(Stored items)
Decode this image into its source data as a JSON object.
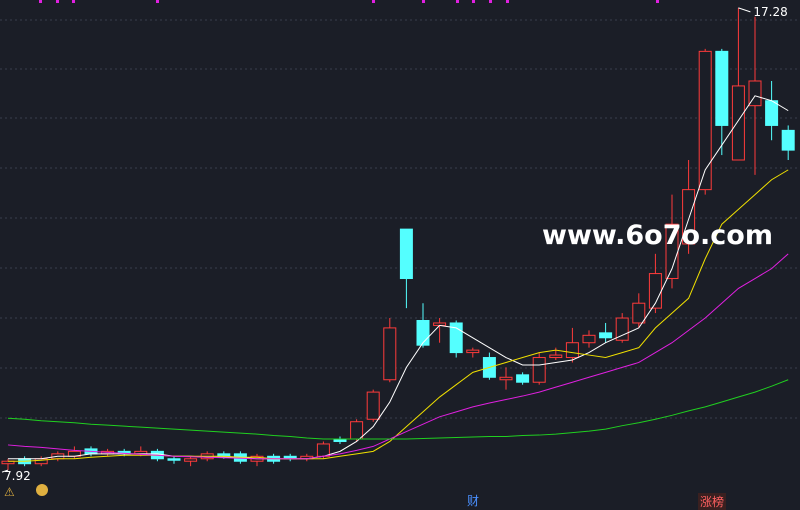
{
  "watermark": "www.6o7o.com",
  "markers": [
    "财",
    "涨榜"
  ],
  "chart_data": {
    "type": "candlestick",
    "ylim": [
      7.72,
      17.44
    ],
    "up_color": "#ff3b3b",
    "down_color": "#54ffff",
    "open": [
      8.05,
      8.15,
      8.05,
      8.15,
      8.2,
      8.35,
      8.25,
      8.3,
      8.25,
      8.3,
      8.15,
      8.1,
      8.15,
      8.25,
      8.25,
      8.1,
      8.2,
      8.2,
      8.15,
      8.2,
      8.55,
      8.55,
      8.95,
      9.75,
      12.8,
      10.95,
      10.85,
      10.9,
      10.3,
      10.2,
      9.75,
      9.85,
      9.7,
      10.2,
      10.2,
      10.5,
      10.7,
      10.55,
      10.9,
      11.2,
      11.8,
      12.5,
      13.6,
      16.4,
      14.2,
      15.3,
      15.4,
      14.8
    ],
    "high": [
      8.15,
      8.2,
      8.2,
      8.3,
      8.4,
      8.4,
      8.35,
      8.35,
      8.4,
      8.35,
      8.2,
      8.2,
      8.3,
      8.3,
      8.3,
      8.25,
      8.25,
      8.25,
      8.25,
      8.5,
      8.6,
      8.95,
      9.55,
      11.0,
      12.8,
      11.3,
      11.0,
      10.95,
      10.4,
      10.3,
      10.0,
      9.9,
      10.3,
      10.4,
      10.8,
      10.75,
      10.9,
      11.1,
      11.5,
      12.3,
      13.5,
      14.2,
      16.45,
      16.45,
      17.28,
      17.1,
      15.8,
      14.9
    ],
    "low": [
      7.92,
      8.0,
      8.0,
      8.1,
      8.15,
      8.2,
      8.2,
      8.2,
      8.2,
      8.1,
      8.05,
      8.0,
      8.1,
      8.15,
      8.05,
      8.0,
      8.05,
      8.1,
      8.1,
      8.15,
      8.45,
      8.5,
      8.9,
      9.7,
      11.2,
      10.4,
      10.5,
      10.2,
      10.2,
      9.75,
      9.55,
      9.65,
      9.65,
      10.15,
      10.1,
      10.4,
      10.5,
      10.5,
      10.8,
      11.1,
      11.6,
      12.3,
      13.5,
      14.3,
      14.2,
      13.9,
      14.6,
      14.2
    ],
    "close": [
      8.1,
      8.05,
      8.15,
      8.25,
      8.3,
      8.25,
      8.3,
      8.25,
      8.3,
      8.15,
      8.12,
      8.15,
      8.25,
      8.2,
      8.1,
      8.2,
      8.1,
      8.15,
      8.2,
      8.45,
      8.5,
      8.9,
      9.5,
      10.8,
      11.8,
      10.45,
      10.9,
      10.3,
      10.35,
      9.8,
      9.8,
      9.7,
      10.2,
      10.25,
      10.5,
      10.65,
      10.6,
      11.0,
      11.3,
      11.9,
      12.9,
      13.6,
      16.4,
      14.9,
      15.7,
      15.8,
      14.9,
      14.4
    ],
    "series": [
      {
        "color": "#ffffff",
        "values": [
          8.15,
          8.15,
          8.15,
          8.2,
          8.2,
          8.25,
          8.25,
          8.25,
          8.25,
          8.25,
          8.2,
          8.2,
          8.18,
          8.18,
          8.18,
          8.15,
          8.15,
          8.15,
          8.15,
          8.2,
          8.3,
          8.5,
          8.8,
          9.3,
          10.0,
          10.5,
          10.85,
          10.8,
          10.6,
          10.4,
          10.2,
          10.05,
          10.05,
          10.1,
          10.15,
          10.3,
          10.5,
          10.65,
          10.8,
          11.3,
          12.0,
          13.0,
          14.0,
          14.5,
          15.0,
          15.5,
          15.4,
          15.2
        ]
      },
      {
        "color": "#f0e000",
        "values": [
          8.1,
          8.1,
          8.12,
          8.15,
          8.15,
          8.18,
          8.2,
          8.22,
          8.22,
          8.22,
          8.2,
          8.2,
          8.2,
          8.2,
          8.18,
          8.18,
          8.15,
          8.15,
          8.15,
          8.15,
          8.2,
          8.25,
          8.3,
          8.5,
          8.8,
          9.1,
          9.4,
          9.65,
          9.9,
          10.0,
          10.1,
          10.2,
          10.3,
          10.35,
          10.3,
          10.25,
          10.2,
          10.3,
          10.4,
          10.8,
          11.1,
          11.4,
          12.2,
          12.9,
          13.2,
          13.5,
          13.8,
          14.0
        ]
      },
      {
        "color": "#e020e0",
        "values": [
          8.43,
          8.4,
          8.38,
          8.35,
          8.32,
          8.3,
          8.28,
          8.26,
          8.24,
          8.22,
          8.2,
          8.19,
          8.18,
          8.17,
          8.16,
          8.15,
          8.15,
          8.15,
          8.15,
          8.2,
          8.25,
          8.32,
          8.4,
          8.55,
          8.7,
          8.85,
          9.0,
          9.1,
          9.2,
          9.28,
          9.35,
          9.42,
          9.5,
          9.6,
          9.7,
          9.8,
          9.9,
          10.0,
          10.1,
          10.3,
          10.5,
          10.75,
          11.0,
          11.3,
          11.6,
          11.8,
          12.0,
          12.3
        ]
      },
      {
        "color": "#20d020",
        "values": [
          8.97,
          8.95,
          8.92,
          8.9,
          8.88,
          8.85,
          8.83,
          8.81,
          8.79,
          8.77,
          8.75,
          8.73,
          8.71,
          8.69,
          8.67,
          8.65,
          8.62,
          8.6,
          8.57,
          8.55,
          8.55,
          8.55,
          8.55,
          8.55,
          8.55,
          8.56,
          8.57,
          8.58,
          8.59,
          8.6,
          8.6,
          8.62,
          8.63,
          8.65,
          8.68,
          8.71,
          8.75,
          8.82,
          8.88,
          8.95,
          9.03,
          9.12,
          9.2,
          9.3,
          9.4,
          9.5,
          9.62,
          9.75
        ]
      }
    ]
  }
}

**Aim of the task**
Each record should be quoted exactly, with the images omitted.

**Task response**
Decode this image into its source data as a JSON object.
{
  "watermark": "www.6o7o.com",
  "markers": [
    "财",
    "涨榜"
  ],
  "chart_data": {
    "type": "candlestick",
    "ylim": [
      7.72,
      17.44
    ],
    "up_color": "#ff3b3b",
    "down_color": "#54ffff",
    "open": [
      8.05,
      8.15,
      8.05,
      8.15,
      8.2,
      8.35,
      8.25,
      8.3,
      8.25,
      8.3,
      8.15,
      8.1,
      8.15,
      8.25,
      8.25,
      8.1,
      8.2,
      8.2,
      8.15,
      8.2,
      8.55,
      8.55,
      8.95,
      9.75,
      12.8,
      10.95,
      10.85,
      10.9,
      10.3,
      10.2,
      9.75,
      9.85,
      9.7,
      10.2,
      10.2,
      10.5,
      10.7,
      10.55,
      10.9,
      11.2,
      11.8,
      12.5,
      13.6,
      16.4,
      14.2,
      15.3,
      15.4,
      14.8
    ],
    "high": [
      8.15,
      8.2,
      8.2,
      8.3,
      8.4,
      8.4,
      8.35,
      8.35,
      8.4,
      8.35,
      8.2,
      8.2,
      8.3,
      8.3,
      8.3,
      8.25,
      8.25,
      8.25,
      8.25,
      8.5,
      8.6,
      8.95,
      9.55,
      11.0,
      12.8,
      11.3,
      11.0,
      10.95,
      10.4,
      10.3,
      10.0,
      9.9,
      10.3,
      10.4,
      10.8,
      10.75,
      10.9,
      11.1,
      11.5,
      12.3,
      13.5,
      14.2,
      16.45,
      16.45,
      17.28,
      17.1,
      15.8,
      14.9
    ],
    "low": [
      7.92,
      8.0,
      8.0,
      8.1,
      8.15,
      8.2,
      8.2,
      8.2,
      8.2,
      8.1,
      8.05,
      8.0,
      8.1,
      8.15,
      8.05,
      8.0,
      8.05,
      8.1,
      8.1,
      8.15,
      8.45,
      8.5,
      8.9,
      9.7,
      11.2,
      10.4,
      10.5,
      10.2,
      10.2,
      9.75,
      9.55,
      9.65,
      9.65,
      10.15,
      10.1,
      10.4,
      10.5,
      10.5,
      10.8,
      11.1,
      11.6,
      12.3,
      13.5,
      14.3,
      14.2,
      13.9,
      14.6,
      14.2
    ],
    "close": [
      8.1,
      8.05,
      8.15,
      8.25,
      8.3,
      8.25,
      8.3,
      8.25,
      8.3,
      8.15,
      8.12,
      8.15,
      8.25,
      8.2,
      8.1,
      8.2,
      8.1,
      8.15,
      8.2,
      8.45,
      8.5,
      8.9,
      9.5,
      10.8,
      11.8,
      10.45,
      10.9,
      10.3,
      10.35,
      9.8,
      9.8,
      9.7,
      10.2,
      10.25,
      10.5,
      10.65,
      10.6,
      11.0,
      11.3,
      11.9,
      12.9,
      13.6,
      16.4,
      14.9,
      15.7,
      15.8,
      14.9,
      14.4
    ],
    "series": [
      {
        "color": "#ffffff",
        "values": [
          8.15,
          8.15,
          8.15,
          8.2,
          8.2,
          8.25,
          8.25,
          8.25,
          8.25,
          8.25,
          8.2,
          8.2,
          8.18,
          8.18,
          8.18,
          8.15,
          8.15,
          8.15,
          8.15,
          8.2,
          8.3,
          8.5,
          8.8,
          9.3,
          10.0,
          10.5,
          10.85,
          10.8,
          10.6,
          10.4,
          10.2,
          10.05,
          10.05,
          10.1,
          10.15,
          10.3,
          10.5,
          10.65,
          10.8,
          11.3,
          12.0,
          13.0,
          14.0,
          14.5,
          15.0,
          15.5,
          15.4,
          15.2
        ]
      },
      {
        "color": "#f0e000",
        "values": [
          8.1,
          8.1,
          8.12,
          8.15,
          8.15,
          8.18,
          8.2,
          8.22,
          8.22,
          8.22,
          8.2,
          8.2,
          8.2,
          8.2,
          8.18,
          8.18,
          8.15,
          8.15,
          8.15,
          8.15,
          8.2,
          8.25,
          8.3,
          8.5,
          8.8,
          9.1,
          9.4,
          9.65,
          9.9,
          10.0,
          10.1,
          10.2,
          10.3,
          10.35,
          10.3,
          10.25,
          10.2,
          10.3,
          10.4,
          10.8,
          11.1,
          11.4,
          12.2,
          12.9,
          13.2,
          13.5,
          13.8,
          14.0
        ]
      },
      {
        "color": "#e020e0",
        "values": [
          8.43,
          8.4,
          8.38,
          8.35,
          8.32,
          8.3,
          8.28,
          8.26,
          8.24,
          8.22,
          8.2,
          8.19,
          8.18,
          8.17,
          8.16,
          8.15,
          8.15,
          8.15,
          8.15,
          8.2,
          8.25,
          8.32,
          8.4,
          8.55,
          8.7,
          8.85,
          9.0,
          9.1,
          9.2,
          9.28,
          9.35,
          9.42,
          9.5,
          9.6,
          9.7,
          9.8,
          9.9,
          10.0,
          10.1,
          10.3,
          10.5,
          10.75,
          11.0,
          11.3,
          11.6,
          11.8,
          12.0,
          12.3
        ]
      },
      {
        "color": "#20d020",
        "values": [
          8.97,
          8.95,
          8.92,
          8.9,
          8.88,
          8.85,
          8.83,
          8.81,
          8.79,
          8.77,
          8.75,
          8.73,
          8.71,
          8.69,
          8.67,
          8.65,
          8.62,
          8.6,
          8.57,
          8.55,
          8.55,
          8.55,
          8.55,
          8.55,
          8.55,
          8.56,
          8.57,
          8.58,
          8.59,
          8.6,
          8.6,
          8.62,
          8.63,
          8.65,
          8.68,
          8.71,
          8.75,
          8.82,
          8.88,
          8.95,
          9.03,
          9.12,
          9.2,
          9.3,
          9.4,
          9.5,
          9.62,
          9.75
        ]
      }
    ]
  }
}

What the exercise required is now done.